## WHAT THE TASK REQUIRES
Work out the number of lines with the word "ylabel" in the material below, then reply with that number only.

## ENTRIES PROVIDED
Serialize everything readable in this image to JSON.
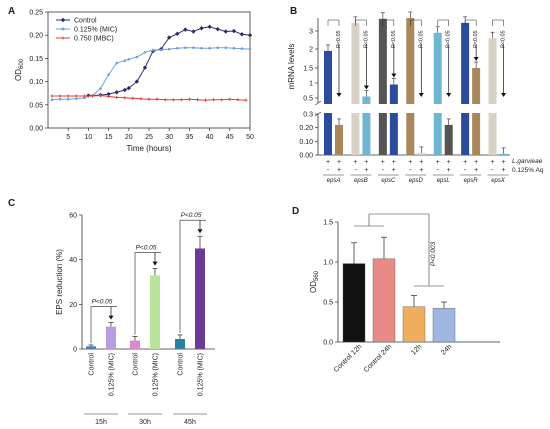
{
  "panels": [
    "A",
    "B",
    "C",
    "D"
  ],
  "chart_data": [
    {
      "panel": "A",
      "type": "line",
      "xlabel": "Time (hours)",
      "ylabel": "OD600",
      "xlim": [
        0,
        50
      ],
      "ylim": [
        0,
        0.25
      ],
      "x_ticks": [
        5,
        10,
        15,
        20,
        25,
        30,
        35,
        40,
        45,
        50
      ],
      "y_ticks": [
        0.0,
        0.05,
        0.1,
        0.15,
        0.2,
        0.25
      ],
      "legend_position": "top-left",
      "series": [
        {
          "name": "Control",
          "color": "#2e2a6e",
          "marker": "diamond",
          "x": [
            10,
            13,
            15,
            17,
            19,
            20,
            22,
            24,
            26,
            28,
            30,
            32,
            34,
            36,
            38,
            40,
            42,
            44,
            46,
            48,
            50
          ],
          "y": [
            0.07,
            0.071,
            0.073,
            0.077,
            0.082,
            0.086,
            0.1,
            0.13,
            0.166,
            0.17,
            0.195,
            0.203,
            0.212,
            0.208,
            0.215,
            0.218,
            0.213,
            0.208,
            0.209,
            0.202,
            0.2
          ]
        },
        {
          "name": "0.125% (MIC)",
          "color": "#6fa3d8",
          "marker": "circle",
          "x": [
            1,
            3,
            5,
            7,
            9,
            11,
            13,
            15,
            17,
            19,
            20,
            22,
            24,
            26,
            28,
            30,
            32,
            34,
            36,
            38,
            40,
            42,
            44,
            46,
            48,
            50
          ],
          "y": [
            0.061,
            0.062,
            0.062,
            0.063,
            0.065,
            0.07,
            0.085,
            0.115,
            0.14,
            0.145,
            0.148,
            0.153,
            0.163,
            0.168,
            0.168,
            0.17,
            0.172,
            0.173,
            0.173,
            0.172,
            0.172,
            0.173,
            0.173,
            0.172,
            0.171,
            0.17
          ]
        },
        {
          "name": "0.750 (MBC)",
          "color": "#e23c3c",
          "marker": "cross",
          "x": [
            1,
            3,
            5,
            7,
            9,
            11,
            13,
            15,
            17,
            19,
            21,
            23,
            25,
            27,
            29,
            31,
            33,
            35,
            37,
            39,
            41,
            43,
            45,
            47,
            49
          ],
          "y": [
            0.069,
            0.069,
            0.069,
            0.069,
            0.069,
            0.069,
            0.07,
            0.068,
            0.066,
            0.065,
            0.064,
            0.063,
            0.062,
            0.062,
            0.061,
            0.061,
            0.061,
            0.062,
            0.061,
            0.06,
            0.061,
            0.061,
            0.062,
            0.061,
            0.06
          ]
        }
      ]
    },
    {
      "panel": "B",
      "type": "bar",
      "ylabel": "mRNA levels",
      "y_ticks_upper": [
        "3",
        "2",
        "1.5",
        "1",
        "0.5"
      ],
      "y_ticks_lower": [
        "0.3",
        "0.20",
        "0.10",
        "0.00"
      ],
      "row_labels": [
        "L.garvieae",
        "0.125% Aq"
      ],
      "row_symbols": [
        "+",
        "-",
        "+",
        "+"
      ],
      "groups": [
        {
          "gene": "epsA",
          "p": "P<0.05",
          "control": 1.95,
          "treated": 0.22,
          "control_color": "#2b4b9b",
          "treated_color": "#a8885a"
        },
        {
          "gene": "epsB",
          "p": "P<0.05",
          "control": 4.0,
          "treated": 0.55,
          "control_color": "#d8d2c6",
          "treated_color": "#6fb7d0"
        },
        {
          "gene": "epsC",
          "p": "P<0.05",
          "control": 4.5,
          "treated": 0.95,
          "control_color": "#555555",
          "treated_color": "#2b4b9b"
        },
        {
          "gene": "epsD",
          "p": "P<0.05",
          "control": 4.6,
          "treated": 0.015,
          "control_color": "#a8885a",
          "treated_color": "#d8d2c6"
        },
        {
          "gene": "epsL",
          "p": "P<0.05",
          "control": 2.9,
          "treated": 0.22,
          "control_color": "#6fb7d0",
          "treated_color": "#555555"
        },
        {
          "gene": "epsR",
          "p": "P<0.05",
          "control": 4.0,
          "treated": 1.5,
          "control_color": "#2b4b9b",
          "treated_color": "#a8885a"
        },
        {
          "gene": "epsX",
          "p": "P<0.05",
          "control": 2.6,
          "treated": 0.008,
          "control_color": "#d8d2c6",
          "treated_color": "#6fb7d0"
        }
      ]
    },
    {
      "panel": "C",
      "type": "bar",
      "ylabel": "EPS reduction (%)",
      "ylim": [
        0,
        60
      ],
      "y_ticks": [
        0,
        20,
        40,
        60
      ],
      "groups": [
        {
          "time": "15h",
          "p": "P<0.05",
          "labels": [
            "Control",
            "0.125% (MIC)"
          ],
          "values": [
            1.2,
            10.0
          ],
          "errors": [
            0.6,
            1.8
          ],
          "colors": [
            "#4a7fb6",
            "#b89ee0"
          ]
        },
        {
          "time": "30h",
          "p": "P<0.05",
          "labels": [
            "Control",
            "0.125% (MIC)"
          ],
          "values": [
            3.8,
            33.0
          ],
          "errors": [
            1.8,
            3.0
          ],
          "colors": [
            "#d98bd2",
            "#b9e39a"
          ]
        },
        {
          "time": "45h",
          "p": "P<0.05",
          "labels": [
            "Control",
            "0.125% (MIC)"
          ],
          "values": [
            4.5,
            45.0
          ],
          "errors": [
            1.8,
            5.5
          ],
          "colors": [
            "#2e7fa6",
            "#6a3b95"
          ]
        }
      ]
    },
    {
      "panel": "D",
      "type": "bar",
      "ylabel": "OD560",
      "ylim": [
        0,
        1.5
      ],
      "y_ticks": [
        "0.0",
        "0.5",
        "1.0",
        "1.5"
      ],
      "p_annotation": "P<0.003",
      "categories": [
        "Control 12h",
        "Control 24h",
        "12h",
        "24h"
      ],
      "values": [
        0.98,
        1.04,
        0.44,
        0.42
      ],
      "errors": [
        0.26,
        0.27,
        0.14,
        0.08
      ],
      "colors": [
        "#111111",
        "#e98a86",
        "#f0ad5e",
        "#9fb6e0"
      ]
    }
  ]
}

## SOLUTION TO THE EXERCISE
4